Records from a data collection:
--*--

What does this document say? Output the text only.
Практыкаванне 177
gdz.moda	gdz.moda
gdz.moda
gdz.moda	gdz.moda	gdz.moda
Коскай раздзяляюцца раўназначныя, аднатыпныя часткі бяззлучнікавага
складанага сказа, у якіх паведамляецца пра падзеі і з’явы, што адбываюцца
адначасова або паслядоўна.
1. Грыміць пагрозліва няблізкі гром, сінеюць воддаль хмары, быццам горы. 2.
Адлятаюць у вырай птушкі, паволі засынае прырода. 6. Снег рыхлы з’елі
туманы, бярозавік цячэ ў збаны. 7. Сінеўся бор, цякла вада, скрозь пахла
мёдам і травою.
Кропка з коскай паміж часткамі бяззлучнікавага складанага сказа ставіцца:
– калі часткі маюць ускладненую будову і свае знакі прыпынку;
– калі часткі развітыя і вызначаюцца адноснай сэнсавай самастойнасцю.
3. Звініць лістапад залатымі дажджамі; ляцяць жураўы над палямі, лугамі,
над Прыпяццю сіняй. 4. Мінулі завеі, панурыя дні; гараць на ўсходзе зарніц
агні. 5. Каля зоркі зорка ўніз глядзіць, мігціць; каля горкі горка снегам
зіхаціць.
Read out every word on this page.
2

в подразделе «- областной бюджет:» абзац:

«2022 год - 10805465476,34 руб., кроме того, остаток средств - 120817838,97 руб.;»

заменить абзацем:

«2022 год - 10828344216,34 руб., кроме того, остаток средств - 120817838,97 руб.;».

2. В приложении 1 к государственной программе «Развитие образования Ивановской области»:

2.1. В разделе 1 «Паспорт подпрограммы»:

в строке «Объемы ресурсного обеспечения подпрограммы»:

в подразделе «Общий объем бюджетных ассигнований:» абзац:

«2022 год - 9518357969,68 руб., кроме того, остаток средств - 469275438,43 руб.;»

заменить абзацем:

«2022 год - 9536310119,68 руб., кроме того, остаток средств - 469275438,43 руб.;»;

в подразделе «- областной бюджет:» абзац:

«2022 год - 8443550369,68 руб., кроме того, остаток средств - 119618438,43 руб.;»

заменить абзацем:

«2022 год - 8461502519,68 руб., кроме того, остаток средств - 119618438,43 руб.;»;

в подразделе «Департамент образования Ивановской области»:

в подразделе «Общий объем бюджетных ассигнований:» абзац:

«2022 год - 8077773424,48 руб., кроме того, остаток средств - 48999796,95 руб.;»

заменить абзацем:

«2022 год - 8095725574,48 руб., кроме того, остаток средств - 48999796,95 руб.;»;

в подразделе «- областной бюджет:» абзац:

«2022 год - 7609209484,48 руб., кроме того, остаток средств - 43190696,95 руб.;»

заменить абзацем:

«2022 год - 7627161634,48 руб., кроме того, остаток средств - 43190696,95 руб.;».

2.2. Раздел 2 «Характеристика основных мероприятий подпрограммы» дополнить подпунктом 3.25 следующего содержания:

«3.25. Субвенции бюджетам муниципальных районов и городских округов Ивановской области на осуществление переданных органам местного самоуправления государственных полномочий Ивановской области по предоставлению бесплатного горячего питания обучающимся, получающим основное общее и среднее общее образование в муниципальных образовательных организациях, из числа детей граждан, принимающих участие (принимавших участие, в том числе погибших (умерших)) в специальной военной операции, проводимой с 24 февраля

--*--

• **Problem statement**: Extract the entries above verbatim.

• **Answer to this exercise**:
What does this document say? Output the text only.
Практыкаванне 177
gdz.moda	gdz.moda
gdz.moda
gdz.moda	gdz.moda	gdz.moda
Коскай раздзяляюцца раўназначныя, аднатыпныя часткі бяззлучнікавага
складанага сказа, у якіх паведамляецца пра падзеі і з’явы, што адбываюцца
адначасова або паслядоўна.
1. Грыміць пагрозліва няблізкі гром, сінеюць воддаль хмары, быццам горы. 2.
Адлятаюць у вырай птушкі, паволі засынае прырода. 6. Снег рыхлы з’елі
туманы, бярозавік цячэ ў збаны. 7. Сінеўся бор, цякла вада, скрозь пахла
мёдам і травою.
Кропка з коскай паміж часткамі бяззлучнікавага складанага сказа ставіцца:
– калі часткі маюць ускладненую будову і свае знакі прыпынку;
– калі часткі развітыя і вызначаюцца адноснай сэнсавай самастойнасцю.
3. Звініць лістапад залатымі дажджамі; ляцяць жураўы над палямі, лугамі,
над Прыпяццю сіняй. 4. Мінулі завеі, панурыя дні; гараць на ўсходзе зарніц
агні. 5. Каля зоркі зорка ўніз глядзіць, мігціць; каля горкі горка снегам
зіхаціць.
Read out every word on this page.
2

в подразделе «- областной бюджет:» абзац:

«2022 год - 10805465476,34 руб., кроме того, остаток средств - 120817838,97 руб.;»

заменить абзацем:

«2022 год - 10828344216,34 руб., кроме того, остаток средств - 120817838,97 руб.;».

2. В приложении 1 к государственной программе «Развитие образования Ивановской области»:

2.1. В разделе 1 «Паспорт подпрограммы»:

в строке «Объемы ресурсного обеспечения подпрограммы»:

в подразделе «Общий объем бюджетных ассигнований:» абзац:

«2022 год - 9518357969,68 руб., кроме того, остаток средств - 469275438,43 руб.;»

заменить абзацем:

«2022 год - 9536310119,68 руб., кроме того, остаток средств - 469275438,43 руб.;»;

в подразделе «- областной бюджет:» абзац:

«2022 год - 8443550369,68 руб., кроме того, остаток средств - 119618438,43 руб.;»

заменить абзацем:

«2022 год - 8461502519,68 руб., кроме того, остаток средств - 119618438,43 руб.;»;

в подразделе «Департамент образования Ивановской области»:

в подразделе «Общий объем бюджетных ассигнований:» абзац:

«2022 год - 8077773424,48 руб., кроме того, остаток средств - 48999796,95 руб.;»

заменить абзацем:

«2022 год - 8095725574,48 руб., кроме того, остаток средств - 48999796,95 руб.;»;

в подразделе «- областной бюджет:» абзац:

«2022 год - 7609209484,48 руб., кроме того, остаток средств - 43190696,95 руб.;»

заменить абзацем:

«2022 год - 7627161634,48 руб., кроме того, остаток средств - 43190696,95 руб.;».

2.2. Раздел 2 «Характеристика основных мероприятий подпрограммы» дополнить подпунктом 3.25 следующего содержания:

«3.25. Субвенции бюджетам муниципальных районов и городских округов Ивановской области на осуществление переданных органам местного самоуправления государственных полномочий Ивановской области по предоставлению бесплатного горячего питания обучающимся, получающим основное общее и среднее общее образование в муниципальных образовательных организациях, из числа детей граждан, принимающих участие (принимавших участие, в том числе погибших (умерших)) в специальной военной операции, проводимой с 24 февраля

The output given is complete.